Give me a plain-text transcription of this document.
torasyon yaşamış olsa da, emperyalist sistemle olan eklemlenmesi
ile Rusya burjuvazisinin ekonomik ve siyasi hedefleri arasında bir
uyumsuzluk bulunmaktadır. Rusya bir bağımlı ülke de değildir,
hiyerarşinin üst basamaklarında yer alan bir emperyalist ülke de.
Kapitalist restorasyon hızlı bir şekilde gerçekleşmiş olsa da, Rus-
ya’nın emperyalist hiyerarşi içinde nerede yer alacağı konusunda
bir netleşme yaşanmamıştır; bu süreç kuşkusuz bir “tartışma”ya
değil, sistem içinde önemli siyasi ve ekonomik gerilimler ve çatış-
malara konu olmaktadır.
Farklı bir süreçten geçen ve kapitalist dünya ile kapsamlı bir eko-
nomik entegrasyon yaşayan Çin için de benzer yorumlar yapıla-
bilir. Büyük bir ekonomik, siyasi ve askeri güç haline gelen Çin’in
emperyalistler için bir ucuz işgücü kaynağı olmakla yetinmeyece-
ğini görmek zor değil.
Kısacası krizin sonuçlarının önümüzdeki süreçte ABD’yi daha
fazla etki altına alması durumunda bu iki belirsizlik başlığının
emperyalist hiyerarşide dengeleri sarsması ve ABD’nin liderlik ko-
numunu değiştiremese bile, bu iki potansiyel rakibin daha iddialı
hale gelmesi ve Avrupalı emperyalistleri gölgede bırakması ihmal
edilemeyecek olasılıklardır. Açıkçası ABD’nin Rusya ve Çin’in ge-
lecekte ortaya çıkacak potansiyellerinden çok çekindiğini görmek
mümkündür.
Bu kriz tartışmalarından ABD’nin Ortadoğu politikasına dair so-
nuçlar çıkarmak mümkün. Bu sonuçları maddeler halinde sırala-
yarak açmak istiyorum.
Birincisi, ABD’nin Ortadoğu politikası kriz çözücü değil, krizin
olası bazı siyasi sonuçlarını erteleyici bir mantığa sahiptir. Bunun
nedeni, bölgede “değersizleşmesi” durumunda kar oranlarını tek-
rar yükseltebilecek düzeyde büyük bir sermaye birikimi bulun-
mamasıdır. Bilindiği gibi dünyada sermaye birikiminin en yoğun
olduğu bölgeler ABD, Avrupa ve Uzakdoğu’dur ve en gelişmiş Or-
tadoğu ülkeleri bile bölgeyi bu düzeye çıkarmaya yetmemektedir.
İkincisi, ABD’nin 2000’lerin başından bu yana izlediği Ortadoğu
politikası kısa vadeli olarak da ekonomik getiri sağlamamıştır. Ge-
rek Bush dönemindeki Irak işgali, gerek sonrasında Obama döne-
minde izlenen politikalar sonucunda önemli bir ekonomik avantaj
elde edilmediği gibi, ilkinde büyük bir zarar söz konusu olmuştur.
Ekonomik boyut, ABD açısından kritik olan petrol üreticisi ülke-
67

^^^^

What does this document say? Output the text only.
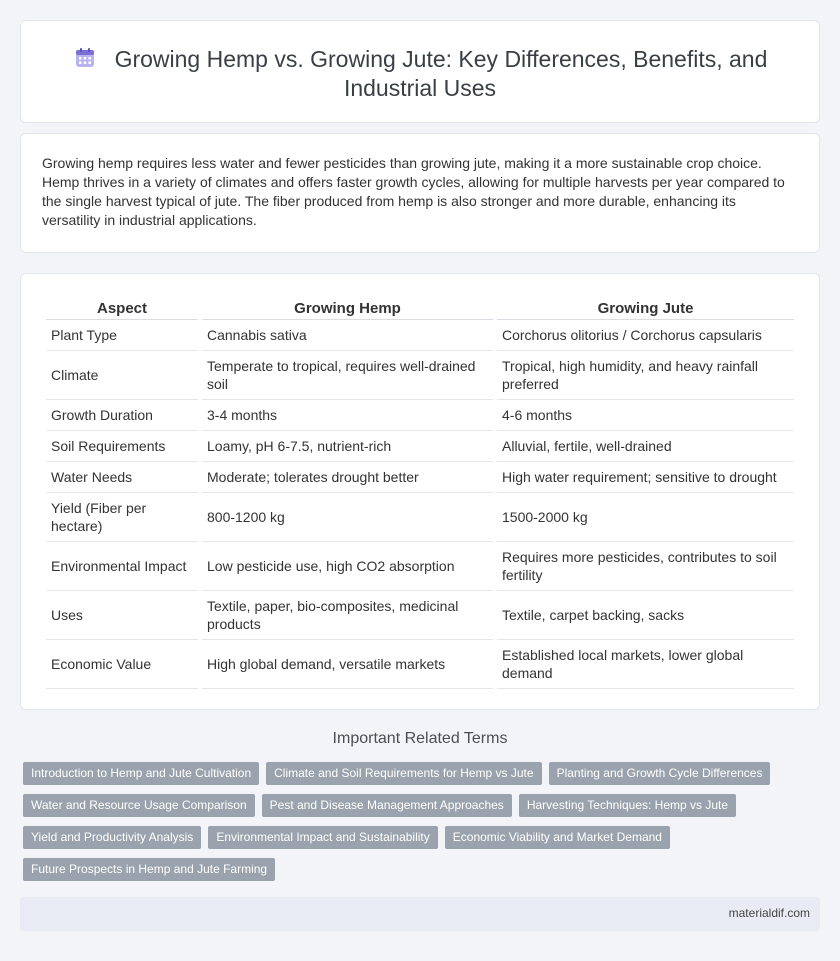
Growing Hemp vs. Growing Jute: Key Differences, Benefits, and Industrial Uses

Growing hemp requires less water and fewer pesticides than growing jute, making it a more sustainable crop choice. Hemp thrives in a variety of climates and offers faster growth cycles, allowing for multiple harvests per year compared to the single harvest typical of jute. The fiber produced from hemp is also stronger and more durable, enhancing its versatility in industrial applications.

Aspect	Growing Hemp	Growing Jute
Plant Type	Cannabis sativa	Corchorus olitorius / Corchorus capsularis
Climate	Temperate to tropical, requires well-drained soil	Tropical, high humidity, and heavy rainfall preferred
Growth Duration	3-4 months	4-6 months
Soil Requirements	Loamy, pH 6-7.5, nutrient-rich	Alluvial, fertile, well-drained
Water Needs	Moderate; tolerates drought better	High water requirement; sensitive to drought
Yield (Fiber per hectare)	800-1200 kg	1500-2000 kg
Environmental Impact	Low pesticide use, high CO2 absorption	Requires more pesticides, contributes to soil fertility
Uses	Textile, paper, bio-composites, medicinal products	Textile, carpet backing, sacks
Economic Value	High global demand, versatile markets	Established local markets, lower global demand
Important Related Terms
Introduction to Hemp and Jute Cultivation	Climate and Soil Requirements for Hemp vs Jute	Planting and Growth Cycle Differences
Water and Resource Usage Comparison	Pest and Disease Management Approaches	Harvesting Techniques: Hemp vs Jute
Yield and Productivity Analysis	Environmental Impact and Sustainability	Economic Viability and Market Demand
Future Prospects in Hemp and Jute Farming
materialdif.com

^^^^

Copy each line from the records above that includes the string "durumunda".

fazla etki altına alması durumunda bu iki belirsizlik başlığının
nedeni, bölgede “değersizleşmesi” durumunda kar oranlarını tek-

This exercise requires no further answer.